──────── EXERCISE INPUTS

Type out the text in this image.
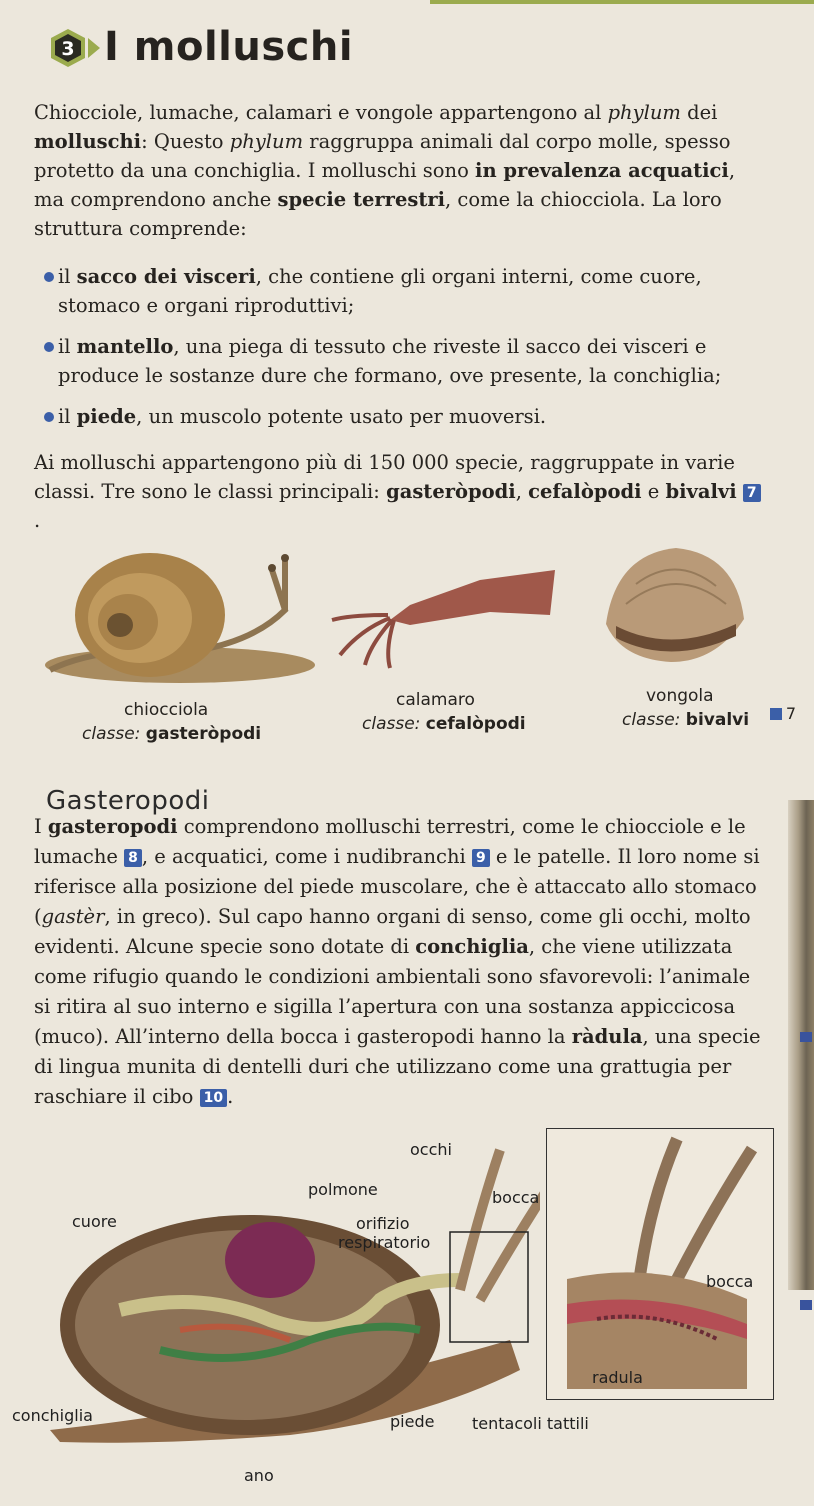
3 I molluschi

Chiocciole, lumache, calamari e vongole appartengono al phylum dei molluschi: Questo phylum raggruppa animali dal corpo molle, spesso protetto da una conchiglia. I molluschi sono in prevalenza acquatici, ma comprendono anche specie terrestri, come la chiocciola. La loro struttura comprende:

il sacco dei visceri, che contiene gli organi interni, come cuore, stomaco e organi riproduttivi;
il mantello, una piega di tessuto che riveste il sacco dei visceri e produce le sostanze dure che formano, ove presente, la conchiglia;
il piede, un muscolo potente usato per muoversi.

Ai molluschi appartengono più di 150 000 specie, raggruppate in varie classi. Tre sono le classi principali: gasteròpodi, cefalòpodi e bivalvi 7.

chiocciola
classe: gasteròpodi
calamaro
classe: cefalòpodi
vongola
classe: bivalvi	7
Gasteropodi

I gasteropodi comprendono molluschi terrestri, come le chiocciole e le lumache 8 , e acquatici, come i nudibranchi 9 e le patelle. Il loro nome si riferisce alla posizione del piede muscolare, che è attaccato allo stomaco (gastèr, in greco). Sul capo hanno organi di senso, come gli occhi, molto evidenti. Alcune specie sono dotate di conchiglia, che viene utilizzata come rifugio quando le condizioni ambientali sono sfavorevoli: l’animale si ritira al suo interno e sigilla l’apertura con una sostanza appiccicosa (muco). All’interno della bocca i gasteropodi hanno la ràdula, una specie di lingua munita di dentelli duri che utilizzano come una grattugia per raschiare il cibo 10 .

occhi
polmone	bocca
cuore	orifizio
respiratorio
conchiglia	piede tentacoli tattili
ano
bocca
radula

────────────────

- _WORK TO BE COMPLETED_
Omit every picture while copying the listing above exactly.

- _WORKED ANSWER_
Type out the text in this image.
3 I molluschi

Chiocciole, lumache, calamari e vongole appartengono al phylum dei molluschi: Questo phylum raggruppa animali dal corpo molle, spesso protetto da una conchiglia. I molluschi sono in prevalenza acquatici, ma comprendono anche specie terrestri, come la chiocciola. La loro struttura comprende:

il sacco dei visceri, che contiene gli organi interni, come cuore, stomaco e organi riproduttivi;
il mantello, una piega di tessuto che riveste il sacco dei visceri e produce le sostanze dure che formano, ove presente, la conchiglia;
il piede, un muscolo potente usato per muoversi.

Ai molluschi appartengono più di 150 000 specie, raggruppate in varie classi. Tre sono le classi principali: gasteròpodi, cefalòpodi e bivalvi 7.

chiocciola
classe: gasteròpodi
calamaro
classe: cefalòpodi
vongola
classe: bivalvi	7
Gasteropodi

I gasteropodi comprendono molluschi terrestri, come le chiocciole e le lumache 8 , e acquatici, come i nudibranchi 9 e le patelle. Il loro nome si riferisce alla posizione del piede muscolare, che è attaccato allo stomaco (gastèr, in greco). Sul capo hanno organi di senso, come gli occhi, molto evidenti. Alcune specie sono dotate di conchiglia, che viene utilizzata come rifugio quando le condizioni ambientali sono sfavorevoli: l’animale si ritira al suo interno e sigilla l’apertura con una sostanza appiccicosa (muco). All’interno della bocca i gasteropodi hanno la ràdula, una specie di lingua munita di dentelli duri che utilizzano come una grattugia per raschiare il cibo 10 .

occhi
polmone	bocca
cuore	orifizio
respiratorio
conchiglia	piede tentacoli tattili
ano
bocca
radula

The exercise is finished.